**Text provided**
BEGIN

Machine Learning for Cultural Heritage Classification
Cultural Heritage (CH) assets may be defined as integrated spatial systems composed of inter-connected shapes. The classification and organization of geometries within a hierarchical system are functional to their correct interpretation, which is often performed using 3D point clouds. The recurring shapes recognition becomes a crucial activity, nowadays accelerated by Machine Learning (ML) procedures able to associate semantic meaning to geometric data. An interdisciplinary research team [1] has developed a ML supervised approach, tested on the Milan Cathedral and Pomposa Abbey datasets, which presents an innovative multi–level and multi–resolution classification (MLMR) process. The methodology improves the learning activity and optimizes the 3D classification by a hierarchical concept.

END

**Record set**
BEGIN

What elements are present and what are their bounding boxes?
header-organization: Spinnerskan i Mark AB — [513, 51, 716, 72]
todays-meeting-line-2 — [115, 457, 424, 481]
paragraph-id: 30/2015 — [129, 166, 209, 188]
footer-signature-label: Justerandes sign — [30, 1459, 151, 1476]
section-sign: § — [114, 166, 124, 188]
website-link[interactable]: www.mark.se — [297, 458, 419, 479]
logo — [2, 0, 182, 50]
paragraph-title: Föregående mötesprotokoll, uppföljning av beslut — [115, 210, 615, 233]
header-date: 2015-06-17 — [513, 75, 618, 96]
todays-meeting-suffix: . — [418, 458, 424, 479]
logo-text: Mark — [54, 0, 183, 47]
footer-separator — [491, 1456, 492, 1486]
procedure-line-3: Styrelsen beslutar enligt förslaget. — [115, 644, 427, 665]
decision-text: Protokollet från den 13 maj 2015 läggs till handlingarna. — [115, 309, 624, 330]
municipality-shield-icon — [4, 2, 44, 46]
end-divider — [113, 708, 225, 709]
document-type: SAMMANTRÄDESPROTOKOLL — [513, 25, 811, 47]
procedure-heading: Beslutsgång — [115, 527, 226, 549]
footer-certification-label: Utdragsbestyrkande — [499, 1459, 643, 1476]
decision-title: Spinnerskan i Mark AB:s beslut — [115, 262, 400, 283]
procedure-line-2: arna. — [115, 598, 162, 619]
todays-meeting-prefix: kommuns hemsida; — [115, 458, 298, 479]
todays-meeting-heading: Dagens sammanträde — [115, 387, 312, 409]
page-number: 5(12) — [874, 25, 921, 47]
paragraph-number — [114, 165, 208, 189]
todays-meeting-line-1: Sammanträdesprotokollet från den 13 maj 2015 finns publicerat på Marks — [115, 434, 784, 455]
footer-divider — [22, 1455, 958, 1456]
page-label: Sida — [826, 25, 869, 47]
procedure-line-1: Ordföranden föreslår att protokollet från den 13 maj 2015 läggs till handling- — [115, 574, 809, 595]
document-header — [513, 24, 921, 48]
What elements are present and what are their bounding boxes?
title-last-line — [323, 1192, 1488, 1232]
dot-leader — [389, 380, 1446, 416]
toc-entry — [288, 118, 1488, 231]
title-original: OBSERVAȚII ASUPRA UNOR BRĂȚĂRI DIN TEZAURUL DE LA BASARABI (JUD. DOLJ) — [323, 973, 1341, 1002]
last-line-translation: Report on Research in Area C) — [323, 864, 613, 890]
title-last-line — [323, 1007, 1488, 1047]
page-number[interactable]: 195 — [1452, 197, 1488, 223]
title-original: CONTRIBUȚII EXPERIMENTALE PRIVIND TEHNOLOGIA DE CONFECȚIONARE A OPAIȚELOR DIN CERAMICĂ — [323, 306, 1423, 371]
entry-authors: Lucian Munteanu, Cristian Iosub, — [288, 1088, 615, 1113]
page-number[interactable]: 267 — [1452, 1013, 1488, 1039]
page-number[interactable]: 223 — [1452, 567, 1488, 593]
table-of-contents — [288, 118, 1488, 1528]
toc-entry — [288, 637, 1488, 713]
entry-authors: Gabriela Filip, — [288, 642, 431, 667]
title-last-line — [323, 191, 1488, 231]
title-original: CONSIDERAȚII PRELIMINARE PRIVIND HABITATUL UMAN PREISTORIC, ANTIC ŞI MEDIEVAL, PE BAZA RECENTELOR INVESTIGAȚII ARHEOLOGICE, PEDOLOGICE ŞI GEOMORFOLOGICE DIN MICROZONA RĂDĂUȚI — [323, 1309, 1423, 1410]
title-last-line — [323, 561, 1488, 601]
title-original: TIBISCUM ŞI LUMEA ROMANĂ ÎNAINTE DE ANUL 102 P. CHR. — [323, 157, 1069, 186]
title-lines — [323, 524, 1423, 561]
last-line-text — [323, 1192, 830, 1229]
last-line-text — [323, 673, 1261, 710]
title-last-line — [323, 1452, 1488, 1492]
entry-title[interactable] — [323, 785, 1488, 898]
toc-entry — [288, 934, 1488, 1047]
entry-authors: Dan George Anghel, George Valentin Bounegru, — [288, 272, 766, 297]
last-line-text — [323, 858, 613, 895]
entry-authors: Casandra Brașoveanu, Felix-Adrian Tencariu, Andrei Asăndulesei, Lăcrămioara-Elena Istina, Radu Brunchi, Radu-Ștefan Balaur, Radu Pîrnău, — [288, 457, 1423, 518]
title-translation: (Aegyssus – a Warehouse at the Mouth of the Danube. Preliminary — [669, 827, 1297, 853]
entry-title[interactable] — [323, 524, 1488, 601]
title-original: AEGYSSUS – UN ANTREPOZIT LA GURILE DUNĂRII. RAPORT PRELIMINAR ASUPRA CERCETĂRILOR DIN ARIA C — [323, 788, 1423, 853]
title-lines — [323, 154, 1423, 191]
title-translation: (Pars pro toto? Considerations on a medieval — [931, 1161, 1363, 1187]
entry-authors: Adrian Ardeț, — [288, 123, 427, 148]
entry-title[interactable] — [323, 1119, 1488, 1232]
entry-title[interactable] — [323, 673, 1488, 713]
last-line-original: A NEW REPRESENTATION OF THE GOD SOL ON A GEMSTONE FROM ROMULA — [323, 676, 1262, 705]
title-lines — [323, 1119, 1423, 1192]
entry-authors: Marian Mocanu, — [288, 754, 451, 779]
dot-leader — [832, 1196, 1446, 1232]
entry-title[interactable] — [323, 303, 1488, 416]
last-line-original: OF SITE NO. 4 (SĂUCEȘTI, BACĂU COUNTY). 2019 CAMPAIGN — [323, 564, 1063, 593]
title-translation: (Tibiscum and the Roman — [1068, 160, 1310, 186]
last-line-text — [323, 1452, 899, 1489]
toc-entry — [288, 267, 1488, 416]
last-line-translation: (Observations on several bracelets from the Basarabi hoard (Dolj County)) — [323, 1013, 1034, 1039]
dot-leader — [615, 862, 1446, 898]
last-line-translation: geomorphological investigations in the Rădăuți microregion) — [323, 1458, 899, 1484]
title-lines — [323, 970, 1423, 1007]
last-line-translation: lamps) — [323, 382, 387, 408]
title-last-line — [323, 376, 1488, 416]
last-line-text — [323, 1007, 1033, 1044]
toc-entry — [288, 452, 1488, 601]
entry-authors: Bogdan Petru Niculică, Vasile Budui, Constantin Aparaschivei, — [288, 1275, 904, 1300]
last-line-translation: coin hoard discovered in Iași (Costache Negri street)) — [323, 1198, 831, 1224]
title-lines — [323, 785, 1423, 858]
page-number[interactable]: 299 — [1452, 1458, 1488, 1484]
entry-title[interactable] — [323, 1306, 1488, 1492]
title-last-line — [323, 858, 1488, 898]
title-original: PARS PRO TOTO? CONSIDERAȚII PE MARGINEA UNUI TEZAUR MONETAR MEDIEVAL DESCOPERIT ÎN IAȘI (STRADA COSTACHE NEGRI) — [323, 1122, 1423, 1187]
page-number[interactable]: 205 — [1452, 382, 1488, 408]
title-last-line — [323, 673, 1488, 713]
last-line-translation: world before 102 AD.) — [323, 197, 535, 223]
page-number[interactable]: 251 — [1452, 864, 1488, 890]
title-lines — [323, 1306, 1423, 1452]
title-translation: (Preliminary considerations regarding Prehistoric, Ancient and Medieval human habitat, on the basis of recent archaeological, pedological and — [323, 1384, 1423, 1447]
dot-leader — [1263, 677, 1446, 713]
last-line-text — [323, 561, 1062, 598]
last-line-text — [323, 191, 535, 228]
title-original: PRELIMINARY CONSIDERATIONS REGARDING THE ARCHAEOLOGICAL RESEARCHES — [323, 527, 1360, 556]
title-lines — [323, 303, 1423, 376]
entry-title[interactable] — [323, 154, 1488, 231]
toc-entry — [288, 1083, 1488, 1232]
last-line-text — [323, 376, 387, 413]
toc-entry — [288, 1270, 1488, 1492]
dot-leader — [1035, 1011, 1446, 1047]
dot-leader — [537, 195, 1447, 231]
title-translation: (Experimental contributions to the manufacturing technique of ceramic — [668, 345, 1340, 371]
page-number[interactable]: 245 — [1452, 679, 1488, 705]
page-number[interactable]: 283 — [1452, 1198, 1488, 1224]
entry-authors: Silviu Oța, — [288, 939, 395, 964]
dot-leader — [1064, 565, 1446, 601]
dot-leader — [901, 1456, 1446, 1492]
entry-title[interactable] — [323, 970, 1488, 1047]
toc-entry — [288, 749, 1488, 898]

END

**Study questions**
- 1) Please retype the passage on cultural heritage classification between "Machine Learning for" and "a hierarchical concept.", inclusive.
- 2) List every abbreviation that the cultural heritage classification passage defines in parentheses, each with its full form.
- 3) According to the cultural heritage classification passage, on which datasets was the supervised ML approach tested?

**Solutions per task**
- 1)
Machine Learning for Cultural Heritage Classification
Cultural Heritage (CH) assets may be defined as integrated spatial systems composed of inter-connected shapes. The classification and organization of geometries within a hierarchical system are functional to their correct interpretation, which is often performed using 3D point clouds. The recurring shapes recognition becomes a crucial activity, nowadays accelerated by Machine Learning (ML) procedures able to associate semantic meaning to geometric data. An interdisciplinary research team [1] has developed a ML supervised approach, tested on the Milan Cathedral and Pomposa Abbey datasets, which presents an innovative multi–level and multi–resolution classification (MLMR) process. The methodology improves the learning activity and optimizes the 3D classification by a hierarchical concept.

- 2)
CH: Cultural Heritage
ML: Machine Learning
MLMR: multi–level and multi–resolution classification

- 3) The Milan Cathedral and Pomposa Abbey datasets.